▶ _Directions_: Provide a single number: the count of lines containing the string "proposed".

▶ _Information shown_:
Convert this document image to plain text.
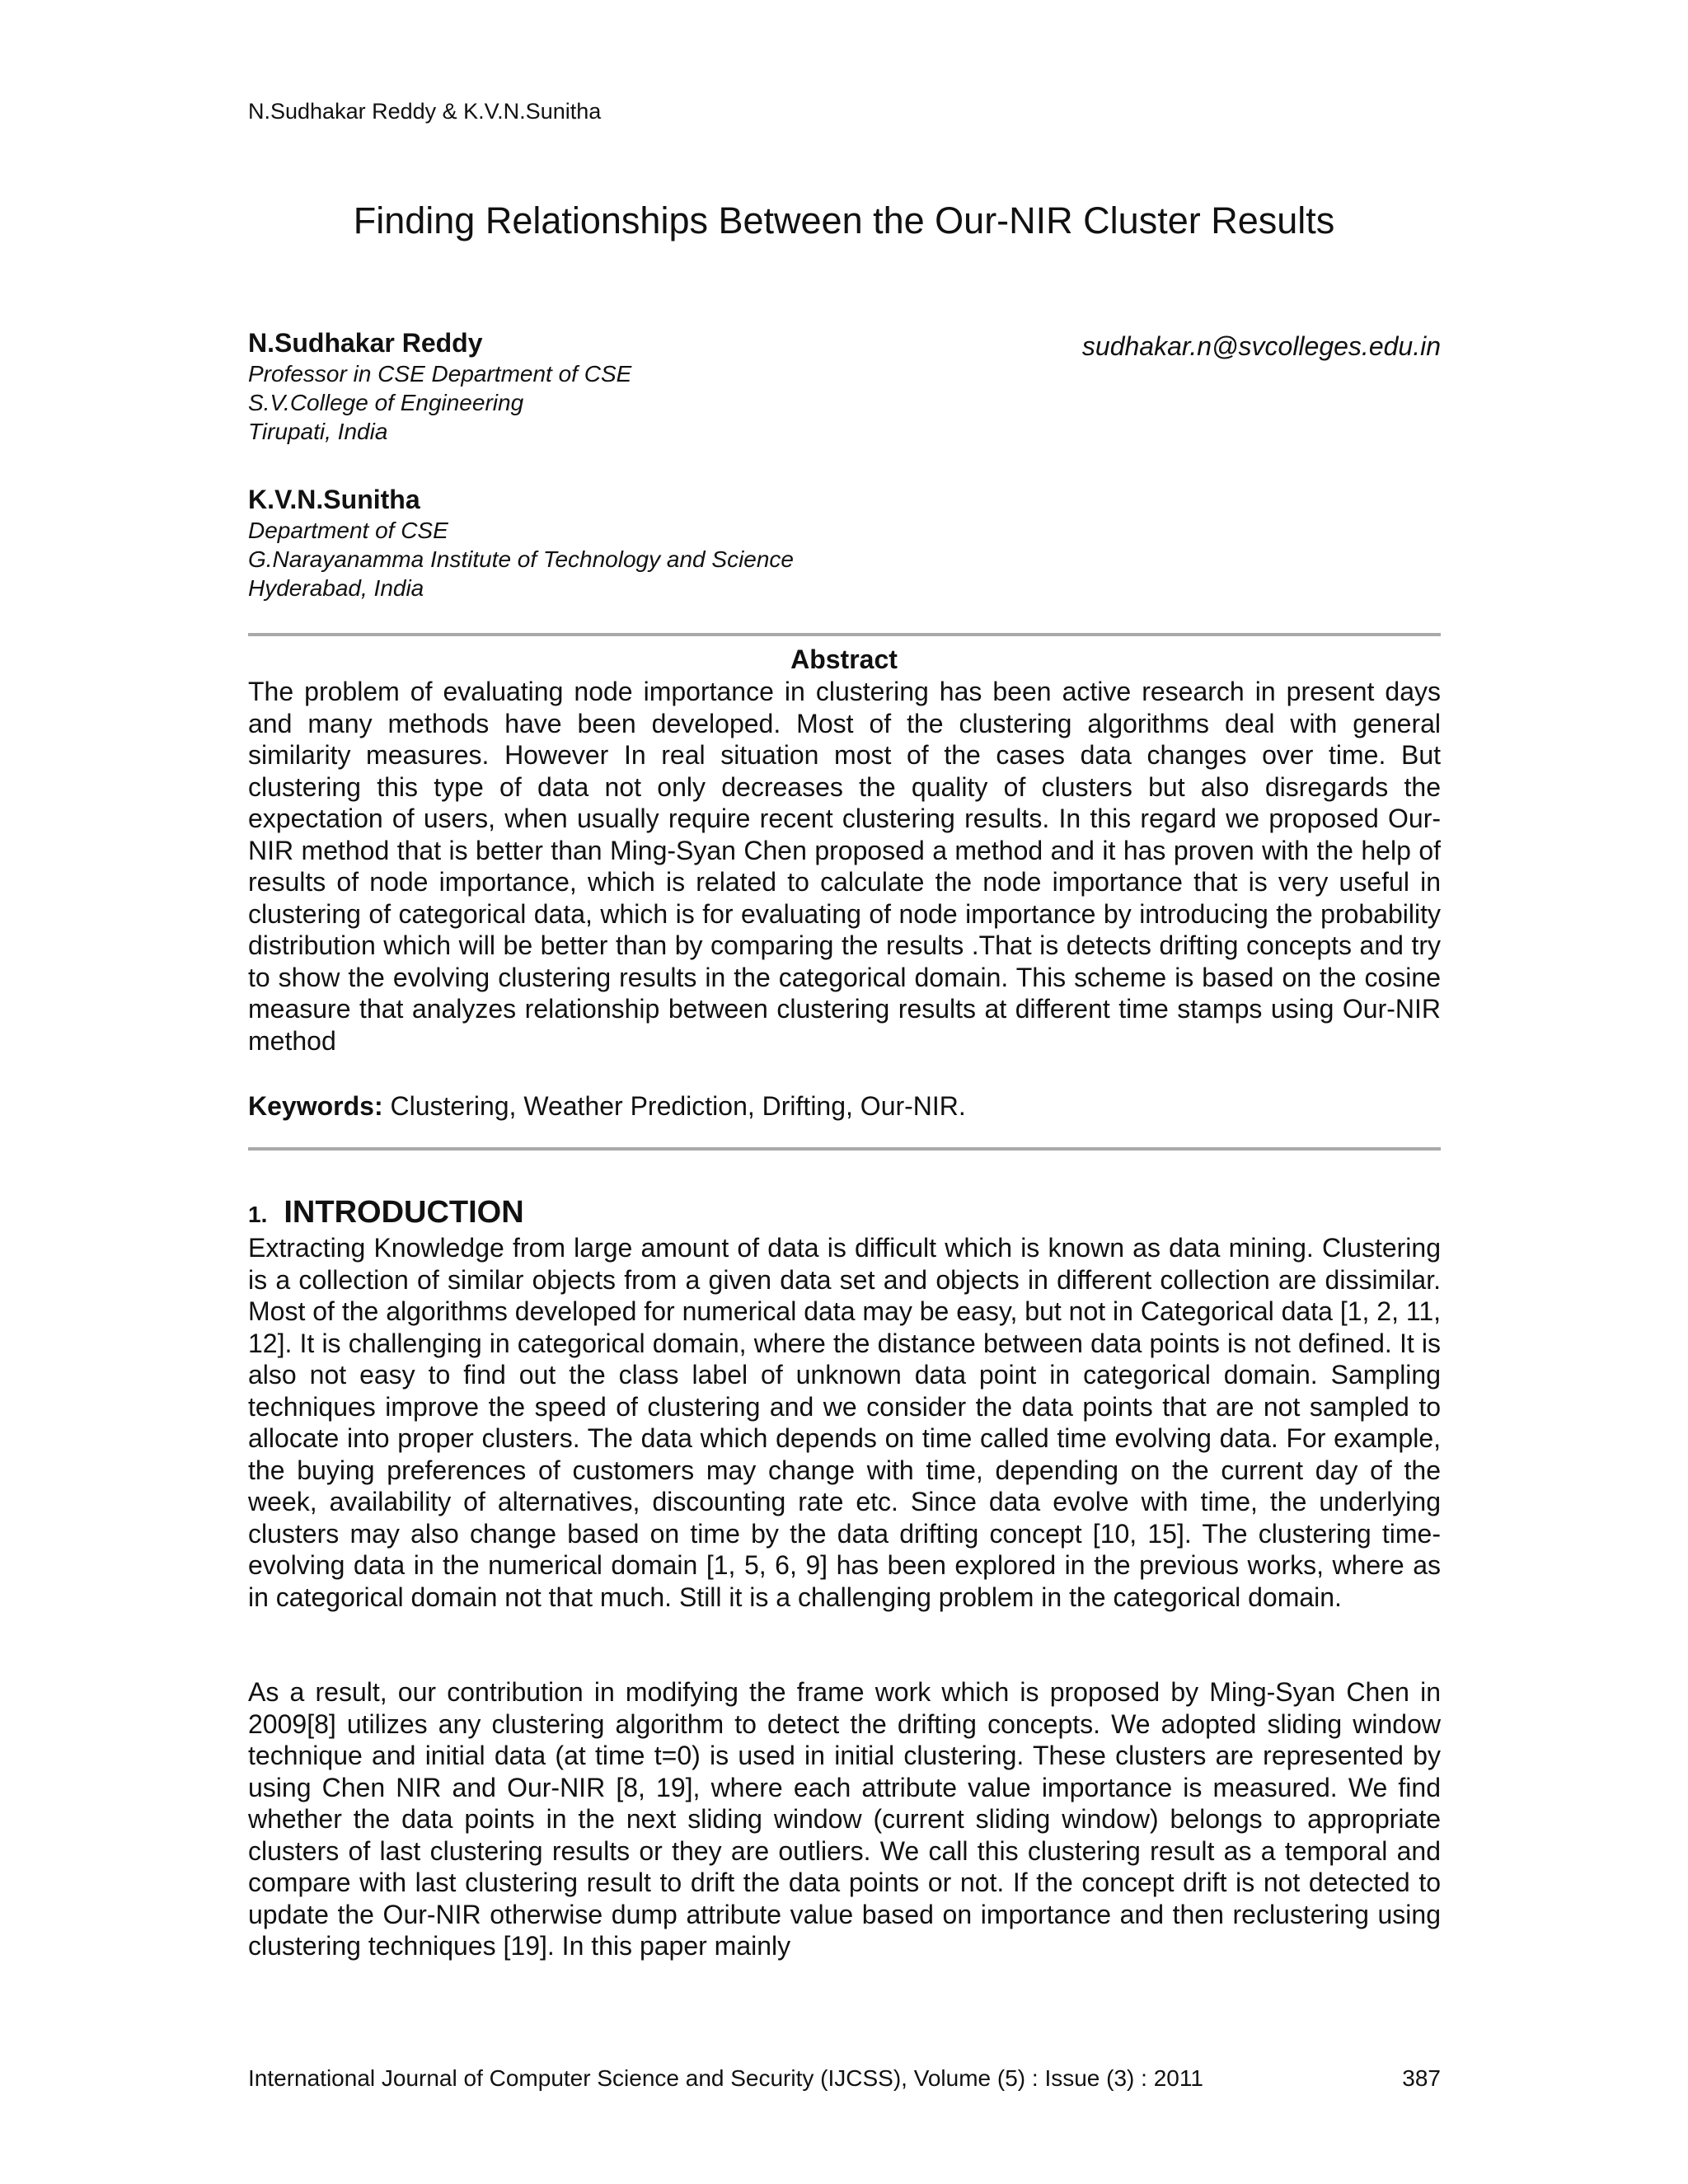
N.Sudhakar Reddy & K.V.N.Sunitha
Finding Relationships Between the Our-NIR Cluster Results
N.Sudhakar Reddy
Professor in CSE Department of CSE
S.V.College of Engineering
Tirupati, India
sudhakar.n@svcolleges.edu.in
K.V.N.Sunitha
Department of CSE
G.Narayanamma Institute of Technology and Science
Hyderabad, India
Abstract

The problem of evaluating node importance in clustering has been active research in present days and many methods have been developed. Most of the clustering algorithms deal with general similarity measures. However In real situation most of the cases data changes over time. But clustering this type of data not only decreases the quality of clusters but also disregards the expectation of users, when usually require recent clustering results. In this regard we proposed Our-NIR method that is better than Ming-Syan Chen proposed a method and it has proven with the help of results of node importance, which is related to calculate the node importance that is very useful in clustering of categorical data, which is for evaluating of node importance by introducing the probability distribution which will be better than by comparing the results .That is detects drifting concepts and try to show the evolving clustering results in the categorical domain. This scheme is based on the cosine measure that analyzes relationship between clustering results at different time stamps using Our-NIR method

Keywords: Clustering, Weather Prediction, Drifting, Our-NIR.
1. INTRODUCTION

Extracting Knowledge from large amount of data is difficult which is known as data mining. Clustering is a collection of similar objects from a given data set and objects in different collection are dissimilar. Most of the algorithms developed for numerical data may be easy, but not in Categorical data [1, 2, 11, 12]. It is challenging in categorical domain, where the distance between data points is not defined. It is also not easy to find out the class label of unknown data point in categorical domain. Sampling techniques improve the speed of clustering and we consider the data points that are not sampled to allocate into proper clusters. The data which depends on time called time evolving data. For example, the buying preferences of customers may change with time, depending on the current day of the week, availability of alternatives, discounting rate etc. Since data evolve with time, the underlying clusters may also change based on time by the data drifting concept [10, 15]. The clustering time-evolving data in the numerical domain [1, 5, 6, 9] has been explored in the previous works, where as in categorical domain not that much. Still it is a challenging problem in the categorical domain.

As a result, our contribution in modifying the frame work which is proposed by Ming-Syan Chen in 2009[8] utilizes any clustering algorithm to detect the drifting concepts. We adopted sliding window technique and initial data (at time t=0) is used in initial clustering. These clusters are represented by using Chen NIR and Our-NIR [8, 19], where each attribute value importance is measured. We find whether the data points in the next sliding window (current sliding window) belongs to appropriate clusters of last clustering results or they are outliers. We call this clustering result as a temporal and compare with last clustering result to drift the data points or not. If the concept drift is not detected to update the Our-NIR otherwise dump attribute value based on importance and then reclustering using clustering techniques [19]. In this paper mainly

International Journal of Computer Science and Security (IJCSS), Volume (5) : Issue (3) : 2011	387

▶ _Response to this task_: 2